#### [Exercise material]
··········
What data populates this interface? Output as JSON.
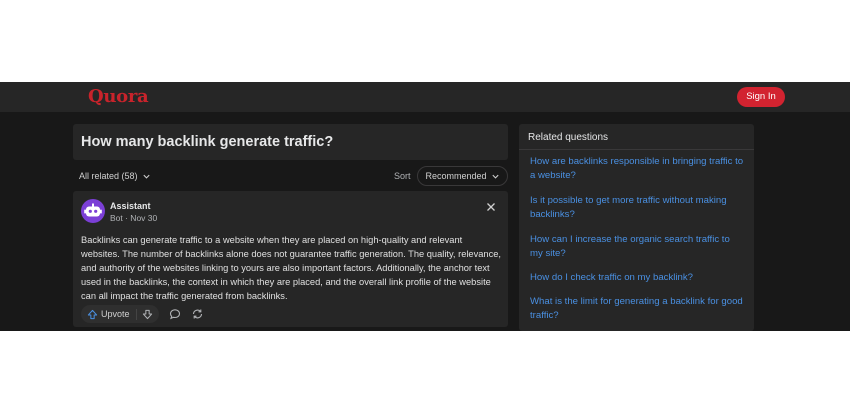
{
  "header": {
    "logo": "Quora",
    "signin_label": "Sign In"
  },
  "question": {
    "title": "How many backlink generate traffic?"
  },
  "filters": {
    "all_related": "All related (58)",
    "sort_label": "Sort",
    "sort_value": "Recommended"
  },
  "answer": {
    "author": "Assistant",
    "meta": "Bot · Nov 30",
    "text": "Backlinks can generate traffic to a website when they are placed on high-quality and relevant websites. The number of backlinks alone does not guarantee traffic generation. The quality, relevance, and authority of the websites linking to yours are also important factors. Additionally, the anchor text used in the backlinks, the context in which they are placed, and the overall link profile of the website can all impact the traffic generated from backlinks.",
    "upvote_label": "Upvote"
  },
  "related": {
    "title": "Related questions",
    "items": [
      "How are backlinks responsible in bringing traffic to a website?",
      "Is it possible to get more traffic without making backlinks?",
      "How can I increase the organic search traffic to my site?",
      "How do I check traffic on my backlink?",
      "What is the limit for generating a backlink for good traffic?"
    ]
  },
  "colors": {
    "brand": "#c8232b",
    "link": "#4a90e2",
    "background": "#181818",
    "card": "#262626",
    "avatar": "#7b3fd6"
  },
  "icons": {
    "upvote": "upvote-arrow-icon",
    "downvote": "downvote-arrow-icon",
    "comment": "comment-icon",
    "share": "reshare-icon",
    "close": "close-icon",
    "chevron": "chevron-down-icon",
    "avatar": "bot-avatar-icon"
  }
}
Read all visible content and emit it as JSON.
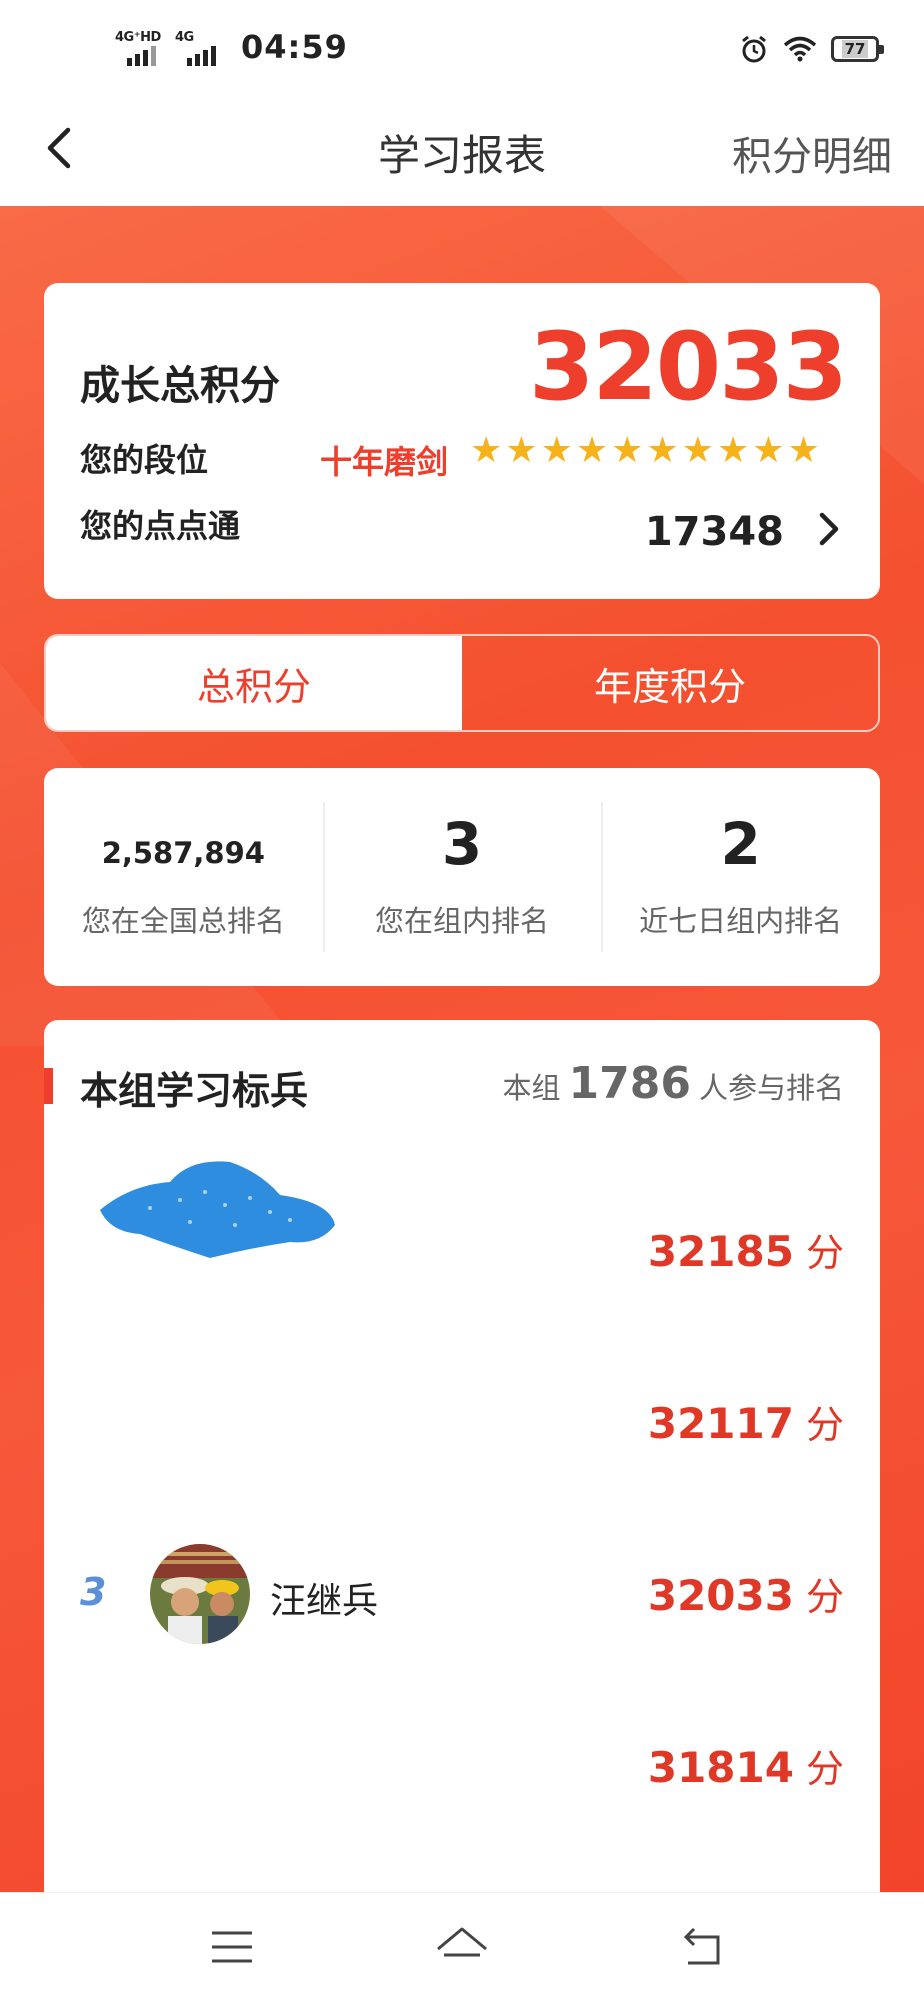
{
  "status_bar": {
    "net1": "4G⁺HD",
    "net2": "4G",
    "time": "04:59",
    "battery": "77",
    "icons": [
      "alarm-icon",
      "wifi-icon",
      "battery-icon"
    ]
  },
  "header": {
    "title": "学习报表",
    "action": "积分明细"
  },
  "score_card": {
    "label": "成长总积分",
    "value": "32033",
    "rank_label": "您的段位",
    "rank_name": "十年磨剑",
    "stars": 10,
    "dd_label": "您的点点通",
    "dd_value": "17348"
  },
  "tabs": [
    {
      "label": "总积分",
      "active": true
    },
    {
      "label": "年度积分",
      "active": false
    }
  ],
  "stats": [
    {
      "value": "2,587,894",
      "label": "您在全国总排名"
    },
    {
      "value": "3",
      "label": "您在组内排名"
    },
    {
      "value": "2",
      "label": "近七日组内排名"
    }
  ],
  "leaderboard": {
    "title": "本组学习标兵",
    "meta_prefix": "本组",
    "meta_count": "1786",
    "meta_suffix": "人参与排名",
    "unit": "分",
    "rows": [
      {
        "rank": "",
        "name": "",
        "score": "32185"
      },
      {
        "rank": "",
        "name": "",
        "score": "32117"
      },
      {
        "rank": "3",
        "name": "汪继兵",
        "score": "32033"
      },
      {
        "rank": "",
        "name": "",
        "score": "31814"
      }
    ]
  },
  "colors": {
    "accent": "#ee3f2c",
    "background_red": "#f4502f",
    "star": "#f6b21b",
    "rank_blue": "#5b8fd6"
  }
}
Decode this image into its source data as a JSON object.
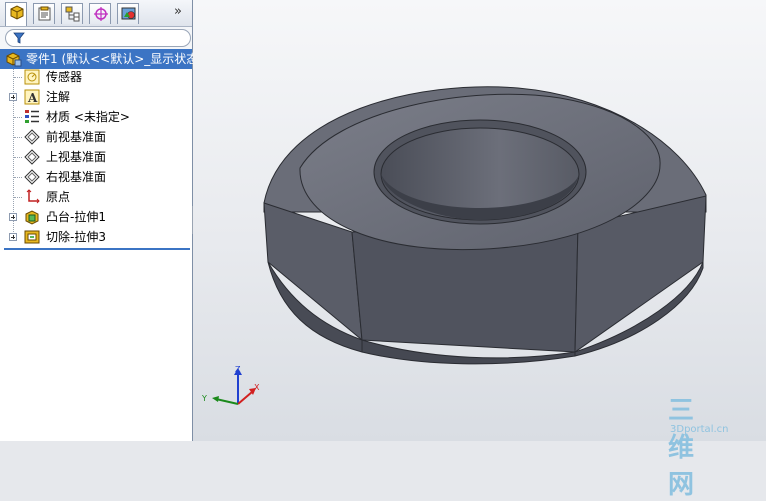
··········
#### [Stated task]
Identify and extract each line of the listing that contains "What".

#### [Exercise solution]
What data populates this interface? Output as JSON.
      "What is the limit for generating a backlink for good traffic?"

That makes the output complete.